* Begin DATA TO USE *
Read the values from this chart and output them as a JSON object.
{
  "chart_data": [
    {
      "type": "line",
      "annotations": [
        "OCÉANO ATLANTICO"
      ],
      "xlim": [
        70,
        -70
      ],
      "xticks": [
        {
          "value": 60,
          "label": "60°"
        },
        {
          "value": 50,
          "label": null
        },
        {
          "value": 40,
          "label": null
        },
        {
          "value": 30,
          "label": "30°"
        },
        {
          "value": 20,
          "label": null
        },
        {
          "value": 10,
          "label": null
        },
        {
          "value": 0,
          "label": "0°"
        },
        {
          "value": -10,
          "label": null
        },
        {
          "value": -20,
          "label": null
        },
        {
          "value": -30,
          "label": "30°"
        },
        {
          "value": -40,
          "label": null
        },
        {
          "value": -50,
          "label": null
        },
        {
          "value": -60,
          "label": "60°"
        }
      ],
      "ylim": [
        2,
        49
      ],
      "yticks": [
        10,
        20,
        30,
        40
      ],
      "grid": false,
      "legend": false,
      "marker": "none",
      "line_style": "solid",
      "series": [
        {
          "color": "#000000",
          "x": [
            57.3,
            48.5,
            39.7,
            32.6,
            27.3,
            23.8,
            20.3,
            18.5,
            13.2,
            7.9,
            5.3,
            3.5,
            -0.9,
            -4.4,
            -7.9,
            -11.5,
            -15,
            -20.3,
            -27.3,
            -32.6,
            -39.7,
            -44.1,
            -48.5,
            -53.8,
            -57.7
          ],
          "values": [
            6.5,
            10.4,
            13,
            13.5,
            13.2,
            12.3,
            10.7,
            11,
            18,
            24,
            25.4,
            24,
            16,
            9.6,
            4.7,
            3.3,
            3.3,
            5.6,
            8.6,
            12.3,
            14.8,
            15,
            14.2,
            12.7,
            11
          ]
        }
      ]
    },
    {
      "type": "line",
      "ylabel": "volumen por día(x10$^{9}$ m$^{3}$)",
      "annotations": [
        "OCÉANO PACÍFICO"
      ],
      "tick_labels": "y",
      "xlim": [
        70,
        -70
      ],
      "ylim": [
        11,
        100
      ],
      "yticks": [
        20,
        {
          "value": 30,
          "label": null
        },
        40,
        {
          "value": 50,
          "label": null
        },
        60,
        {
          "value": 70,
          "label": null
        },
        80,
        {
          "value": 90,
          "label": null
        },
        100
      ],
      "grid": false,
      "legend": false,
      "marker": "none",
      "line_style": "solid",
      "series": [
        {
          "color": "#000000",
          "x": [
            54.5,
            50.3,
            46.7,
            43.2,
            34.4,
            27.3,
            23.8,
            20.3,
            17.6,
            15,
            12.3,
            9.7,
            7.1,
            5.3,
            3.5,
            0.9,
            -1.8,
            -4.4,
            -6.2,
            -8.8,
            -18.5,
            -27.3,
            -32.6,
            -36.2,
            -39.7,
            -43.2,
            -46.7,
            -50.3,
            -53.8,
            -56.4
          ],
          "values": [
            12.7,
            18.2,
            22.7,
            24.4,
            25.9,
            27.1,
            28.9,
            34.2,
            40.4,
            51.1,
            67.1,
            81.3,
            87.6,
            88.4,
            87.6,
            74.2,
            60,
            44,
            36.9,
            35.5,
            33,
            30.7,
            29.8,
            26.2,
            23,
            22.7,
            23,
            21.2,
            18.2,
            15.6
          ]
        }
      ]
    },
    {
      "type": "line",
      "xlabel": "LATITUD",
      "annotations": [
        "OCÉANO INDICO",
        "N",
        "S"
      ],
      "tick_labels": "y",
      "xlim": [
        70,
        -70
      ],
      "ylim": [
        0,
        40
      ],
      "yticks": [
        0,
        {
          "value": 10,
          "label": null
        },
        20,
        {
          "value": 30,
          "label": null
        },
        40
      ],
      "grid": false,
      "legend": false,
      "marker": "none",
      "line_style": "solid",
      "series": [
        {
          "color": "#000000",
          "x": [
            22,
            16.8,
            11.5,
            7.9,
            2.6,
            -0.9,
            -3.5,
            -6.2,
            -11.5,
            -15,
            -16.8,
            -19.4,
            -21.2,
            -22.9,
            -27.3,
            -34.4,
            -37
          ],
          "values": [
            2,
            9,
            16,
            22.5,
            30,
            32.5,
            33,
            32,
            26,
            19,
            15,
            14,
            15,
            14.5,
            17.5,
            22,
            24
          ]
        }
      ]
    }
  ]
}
* End DATA TO USE *
[THE REQUEST]
Go through the records above and set each one down exactly, please.

[WRITTEN SOLUTION]
Read the values from this chart and output them as a JSON object.
{
  "chart_data": [
    {
      "type": "line",
      "annotations": [
        "OCÉANO ATLANTICO"
      ],
      "xlim": [
        70,
        -70
      ],
      "xticks": [
        {
          "value": 60,
          "label": "60°"
        },
        {
          "value": 50,
          "label": null
        },
        {
          "value": 40,
          "label": null
        },
        {
          "value": 30,
          "label": "30°"
        },
        {
          "value": 20,
          "label": null
        },
        {
          "value": 10,
          "label": null
        },
        {
          "value": 0,
          "label": "0°"
        },
        {
          "value": -10,
          "label": null
        },
        {
          "value": -20,
          "label": null
        },
        {
          "value": -30,
          "label": "30°"
        },
        {
          "value": -40,
          "label": null
        },
        {
          "value": -50,
          "label": null
        },
        {
          "value": -60,
          "label": "60°"
        }
      ],
      "ylim": [
        2,
        49
      ],
      "yticks": [
        10,
        20,
        30,
        40
      ],
      "grid": false,
      "legend": false,
      "marker": "none",
      "line_style": "solid",
      "series": [
        {
          "color": "#000000",
          "x": [
            57.3,
            48.5,
            39.7,
            32.6,
            27.3,
            23.8,
            20.3,
            18.5,
            13.2,
            7.9,
            5.3,
            3.5,
            -0.9,
            -4.4,
            -7.9,
            -11.5,
            -15,
            -20.3,
            -27.3,
            -32.6,
            -39.7,
            -44.1,
            -48.5,
            -53.8,
            -57.7
          ],
          "values": [
            6.5,
            10.4,
            13,
            13.5,
            13.2,
            12.3,
            10.7,
            11,
            18,
            24,
            25.4,
            24,
            16,
            9.6,
            4.7,
            3.3,
            3.3,
            5.6,
            8.6,
            12.3,
            14.8,
            15,
            14.2,
            12.7,
            11
          ]
        }
      ]
    },
    {
      "type": "line",
      "ylabel": "volumen por día(x10$^{9}$ m$^{3}$)",
      "annotations": [
        "OCÉANO PACÍFICO"
      ],
      "tick_labels": "y",
      "xlim": [
        70,
        -70
      ],
      "ylim": [
        11,
        100
      ],
      "yticks": [
        20,
        {
          "value": 30,
          "label": null
        },
        40,
        {
          "value": 50,
          "label": null
        },
        60,
        {
          "value": 70,
          "label": null
        },
        80,
        {
          "value": 90,
          "label": null
        },
        100
      ],
      "grid": false,
      "legend": false,
      "marker": "none",
      "line_style": "solid",
      "series": [
        {
          "color": "#000000",
          "x": [
            54.5,
            50.3,
            46.7,
            43.2,
            34.4,
            27.3,
            23.8,
            20.3,
            17.6,
            15,
            12.3,
            9.7,
            7.1,
            5.3,
            3.5,
            0.9,
            -1.8,
            -4.4,
            -6.2,
            -8.8,
            -18.5,
            -27.3,
            -32.6,
            -36.2,
            -39.7,
            -43.2,
            -46.7,
            -50.3,
            -53.8,
            -56.4
          ],
          "values": [
            12.7,
            18.2,
            22.7,
            24.4,
            25.9,
            27.1,
            28.9,
            34.2,
            40.4,
            51.1,
            67.1,
            81.3,
            87.6,
            88.4,
            87.6,
            74.2,
            60,
            44,
            36.9,
            35.5,
            33,
            30.7,
            29.8,
            26.2,
            23,
            22.7,
            23,
            21.2,
            18.2,
            15.6
          ]
        }
      ]
    },
    {
      "type": "line",
      "xlabel": "LATITUD",
      "annotations": [
        "OCÉANO INDICO",
        "N",
        "S"
      ],
      "tick_labels": "y",
      "xlim": [
        70,
        -70
      ],
      "ylim": [
        0,
        40
      ],
      "yticks": [
        0,
        {
          "value": 10,
          "label": null
        },
        20,
        {
          "value": 30,
          "label": null
        },
        40
      ],
      "grid": false,
      "legend": false,
      "marker": "none",
      "line_style": "solid",
      "series": [
        {
          "color": "#000000",
          "x": [
            22,
            16.8,
            11.5,
            7.9,
            2.6,
            -0.9,
            -3.5,
            -6.2,
            -11.5,
            -15,
            -16.8,
            -19.4,
            -21.2,
            -22.9,
            -27.3,
            -34.4,
            -37
          ],
          "values": [
            2,
            9,
            16,
            22.5,
            30,
            32.5,
            33,
            32,
            26,
            19,
            15,
            14,
            15,
            14.5,
            17.5,
            22,
            24
          ]
        }
      ]
    }
  ]
}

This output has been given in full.